• _WHAT THE TASK REQUIRES_
Please repeat each line of the data exactly, with nothing left out.

• _AVAILABLE RECORDS_
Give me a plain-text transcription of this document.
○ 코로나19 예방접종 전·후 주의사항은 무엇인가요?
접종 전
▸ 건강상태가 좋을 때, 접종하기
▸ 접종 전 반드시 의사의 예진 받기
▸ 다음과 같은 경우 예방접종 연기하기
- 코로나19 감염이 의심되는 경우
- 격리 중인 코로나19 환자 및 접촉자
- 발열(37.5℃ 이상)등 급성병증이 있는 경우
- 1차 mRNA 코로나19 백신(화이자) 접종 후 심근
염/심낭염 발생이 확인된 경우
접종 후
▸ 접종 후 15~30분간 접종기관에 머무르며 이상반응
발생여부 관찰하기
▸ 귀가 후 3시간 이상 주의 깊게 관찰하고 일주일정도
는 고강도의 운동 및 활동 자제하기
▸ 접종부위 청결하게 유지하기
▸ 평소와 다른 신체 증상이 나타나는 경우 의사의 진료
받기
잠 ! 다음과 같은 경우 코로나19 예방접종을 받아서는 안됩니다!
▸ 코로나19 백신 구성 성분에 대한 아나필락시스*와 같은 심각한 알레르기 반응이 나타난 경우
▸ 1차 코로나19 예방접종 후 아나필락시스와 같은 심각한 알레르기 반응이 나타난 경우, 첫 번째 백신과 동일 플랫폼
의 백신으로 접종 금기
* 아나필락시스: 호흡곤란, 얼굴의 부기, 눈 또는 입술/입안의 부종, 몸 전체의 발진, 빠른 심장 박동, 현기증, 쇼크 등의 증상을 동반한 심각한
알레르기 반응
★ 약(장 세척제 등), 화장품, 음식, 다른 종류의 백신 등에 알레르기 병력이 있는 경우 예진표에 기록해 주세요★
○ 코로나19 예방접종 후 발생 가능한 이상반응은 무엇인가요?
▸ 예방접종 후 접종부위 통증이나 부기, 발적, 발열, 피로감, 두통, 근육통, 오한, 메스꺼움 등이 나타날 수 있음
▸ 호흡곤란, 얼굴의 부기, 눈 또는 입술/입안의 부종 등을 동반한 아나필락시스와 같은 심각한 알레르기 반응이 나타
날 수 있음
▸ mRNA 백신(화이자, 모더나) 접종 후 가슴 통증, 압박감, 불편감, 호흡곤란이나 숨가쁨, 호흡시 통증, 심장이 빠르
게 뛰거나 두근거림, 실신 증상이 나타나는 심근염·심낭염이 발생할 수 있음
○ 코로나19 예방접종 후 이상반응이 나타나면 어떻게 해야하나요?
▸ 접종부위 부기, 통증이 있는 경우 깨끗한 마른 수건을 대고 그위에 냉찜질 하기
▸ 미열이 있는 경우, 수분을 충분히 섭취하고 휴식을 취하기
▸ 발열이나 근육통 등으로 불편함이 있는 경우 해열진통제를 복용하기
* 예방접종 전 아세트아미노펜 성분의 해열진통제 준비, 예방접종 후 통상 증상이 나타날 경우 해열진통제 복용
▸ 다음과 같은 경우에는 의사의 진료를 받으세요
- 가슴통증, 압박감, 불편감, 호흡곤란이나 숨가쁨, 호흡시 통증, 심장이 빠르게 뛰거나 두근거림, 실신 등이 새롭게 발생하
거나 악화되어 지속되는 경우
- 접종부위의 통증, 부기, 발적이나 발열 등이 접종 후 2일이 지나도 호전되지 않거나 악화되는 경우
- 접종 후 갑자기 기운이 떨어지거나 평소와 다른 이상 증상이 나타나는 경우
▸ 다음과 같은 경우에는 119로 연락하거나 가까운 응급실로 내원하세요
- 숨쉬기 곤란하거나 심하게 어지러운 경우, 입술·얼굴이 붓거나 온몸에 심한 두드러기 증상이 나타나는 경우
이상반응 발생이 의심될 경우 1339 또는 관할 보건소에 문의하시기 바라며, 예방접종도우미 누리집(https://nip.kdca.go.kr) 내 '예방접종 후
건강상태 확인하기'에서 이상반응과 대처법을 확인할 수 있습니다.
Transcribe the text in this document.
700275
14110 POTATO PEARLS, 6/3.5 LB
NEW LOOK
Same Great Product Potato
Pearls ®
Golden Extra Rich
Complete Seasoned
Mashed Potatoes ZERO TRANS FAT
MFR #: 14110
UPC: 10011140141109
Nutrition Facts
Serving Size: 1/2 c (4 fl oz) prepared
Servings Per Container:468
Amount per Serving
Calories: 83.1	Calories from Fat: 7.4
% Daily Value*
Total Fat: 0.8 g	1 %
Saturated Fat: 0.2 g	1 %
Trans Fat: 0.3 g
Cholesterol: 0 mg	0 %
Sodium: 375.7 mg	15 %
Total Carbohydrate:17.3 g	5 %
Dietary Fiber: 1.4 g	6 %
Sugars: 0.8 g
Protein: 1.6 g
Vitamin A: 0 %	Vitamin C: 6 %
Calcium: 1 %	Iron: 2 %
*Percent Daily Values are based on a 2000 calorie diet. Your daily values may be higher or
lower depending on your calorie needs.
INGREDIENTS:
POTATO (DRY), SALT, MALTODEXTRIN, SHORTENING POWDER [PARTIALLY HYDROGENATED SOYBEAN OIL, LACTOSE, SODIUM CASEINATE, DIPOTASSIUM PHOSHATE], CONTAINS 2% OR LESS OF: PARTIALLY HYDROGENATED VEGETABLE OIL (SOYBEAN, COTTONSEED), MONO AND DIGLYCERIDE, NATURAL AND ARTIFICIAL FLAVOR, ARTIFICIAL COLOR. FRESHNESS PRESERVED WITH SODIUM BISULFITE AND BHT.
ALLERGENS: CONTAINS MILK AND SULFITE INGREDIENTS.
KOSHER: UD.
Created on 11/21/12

• _RESULT_
Give me a plain-text transcription of this document.
○ 코로나19 예방접종 전·후 주의사항은 무엇인가요?
접종 전
▸ 건강상태가 좋을 때, 접종하기
▸ 접종 전 반드시 의사의 예진 받기
▸ 다음과 같은 경우 예방접종 연기하기
- 코로나19 감염이 의심되는 경우
- 격리 중인 코로나19 환자 및 접촉자
- 발열(37.5℃ 이상)등 급성병증이 있는 경우
- 1차 mRNA 코로나19 백신(화이자) 접종 후 심근
염/심낭염 발생이 확인된 경우
접종 후
▸ 접종 후 15~30분간 접종기관에 머무르며 이상반응
발생여부 관찰하기
▸ 귀가 후 3시간 이상 주의 깊게 관찰하고 일주일정도
는 고강도의 운동 및 활동 자제하기
▸ 접종부위 청결하게 유지하기
▸ 평소와 다른 신체 증상이 나타나는 경우 의사의 진료
받기
잠 ! 다음과 같은 경우 코로나19 예방접종을 받아서는 안됩니다!
▸ 코로나19 백신 구성 성분에 대한 아나필락시스*와 같은 심각한 알레르기 반응이 나타난 경우
▸ 1차 코로나19 예방접종 후 아나필락시스와 같은 심각한 알레르기 반응이 나타난 경우, 첫 번째 백신과 동일 플랫폼
의 백신으로 접종 금기
* 아나필락시스: 호흡곤란, 얼굴의 부기, 눈 또는 입술/입안의 부종, 몸 전체의 발진, 빠른 심장 박동, 현기증, 쇼크 등의 증상을 동반한 심각한
알레르기 반응
★ 약(장 세척제 등), 화장품, 음식, 다른 종류의 백신 등에 알레르기 병력이 있는 경우 예진표에 기록해 주세요★
○ 코로나19 예방접종 후 발생 가능한 이상반응은 무엇인가요?
▸ 예방접종 후 접종부위 통증이나 부기, 발적, 발열, 피로감, 두통, 근육통, 오한, 메스꺼움 등이 나타날 수 있음
▸ 호흡곤란, 얼굴의 부기, 눈 또는 입술/입안의 부종 등을 동반한 아나필락시스와 같은 심각한 알레르기 반응이 나타
날 수 있음
▸ mRNA 백신(화이자, 모더나) 접종 후 가슴 통증, 압박감, 불편감, 호흡곤란이나 숨가쁨, 호흡시 통증, 심장이 빠르
게 뛰거나 두근거림, 실신 증상이 나타나는 심근염·심낭염이 발생할 수 있음
○ 코로나19 예방접종 후 이상반응이 나타나면 어떻게 해야하나요?
▸ 접종부위 부기, 통증이 있는 경우 깨끗한 마른 수건을 대고 그위에 냉찜질 하기
▸ 미열이 있는 경우, 수분을 충분히 섭취하고 휴식을 취하기
▸ 발열이나 근육통 등으로 불편함이 있는 경우 해열진통제를 복용하기
* 예방접종 전 아세트아미노펜 성분의 해열진통제 준비, 예방접종 후 통상 증상이 나타날 경우 해열진통제 복용
▸ 다음과 같은 경우에는 의사의 진료를 받으세요
- 가슴통증, 압박감, 불편감, 호흡곤란이나 숨가쁨, 호흡시 통증, 심장이 빠르게 뛰거나 두근거림, 실신 등이 새롭게 발생하
거나 악화되어 지속되는 경우
- 접종부위의 통증, 부기, 발적이나 발열 등이 접종 후 2일이 지나도 호전되지 않거나 악화되는 경우
- 접종 후 갑자기 기운이 떨어지거나 평소와 다른 이상 증상이 나타나는 경우
▸ 다음과 같은 경우에는 119로 연락하거나 가까운 응급실로 내원하세요
- 숨쉬기 곤란하거나 심하게 어지러운 경우, 입술·얼굴이 붓거나 온몸에 심한 두드러기 증상이 나타나는 경우
이상반응 발생이 의심될 경우 1339 또는 관할 보건소에 문의하시기 바라며, 예방접종도우미 누리집(https://nip.kdca.go.kr) 내 '예방접종 후
건강상태 확인하기'에서 이상반응과 대처법을 확인할 수 있습니다.
Transcribe the text in this document.
700275
14110 POTATO PEARLS, 6/3.5 LB
NEW LOOK
Same Great Product Potato
Pearls ®
Golden Extra Rich
Complete Seasoned
Mashed Potatoes ZERO TRANS FAT
MFR #: 14110
UPC: 10011140141109
Nutrition Facts
Serving Size: 1/2 c (4 fl oz) prepared
Servings Per Container:468
Amount per Serving
Calories: 83.1	Calories from Fat: 7.4
% Daily Value*
Total Fat: 0.8 g	1 %
Saturated Fat: 0.2 g	1 %
Trans Fat: 0.3 g
Cholesterol: 0 mg	0 %
Sodium: 375.7 mg	15 %
Total Carbohydrate:17.3 g	5 %
Dietary Fiber: 1.4 g	6 %
Sugars: 0.8 g
Protein: 1.6 g
Vitamin A: 0 %	Vitamin C: 6 %
Calcium: 1 %	Iron: 2 %
*Percent Daily Values are based on a 2000 calorie diet. Your daily values may be higher or
lower depending on your calorie needs.
INGREDIENTS:
POTATO (DRY), SALT, MALTODEXTRIN, SHORTENING POWDER [PARTIALLY HYDROGENATED SOYBEAN OIL, LACTOSE, SODIUM CASEINATE, DIPOTASSIUM PHOSHATE], CONTAINS 2% OR LESS OF: PARTIALLY HYDROGENATED VEGETABLE OIL (SOYBEAN, COTTONSEED), MONO AND DIGLYCERIDE, NATURAL AND ARTIFICIAL FLAVOR, ARTIFICIAL COLOR. FRESHNESS PRESERVED WITH SODIUM BISULFITE AND BHT.
ALLERGENS: CONTAINS MILK AND SULFITE INGREDIENTS.
KOSHER: UD.
Created on 11/21/12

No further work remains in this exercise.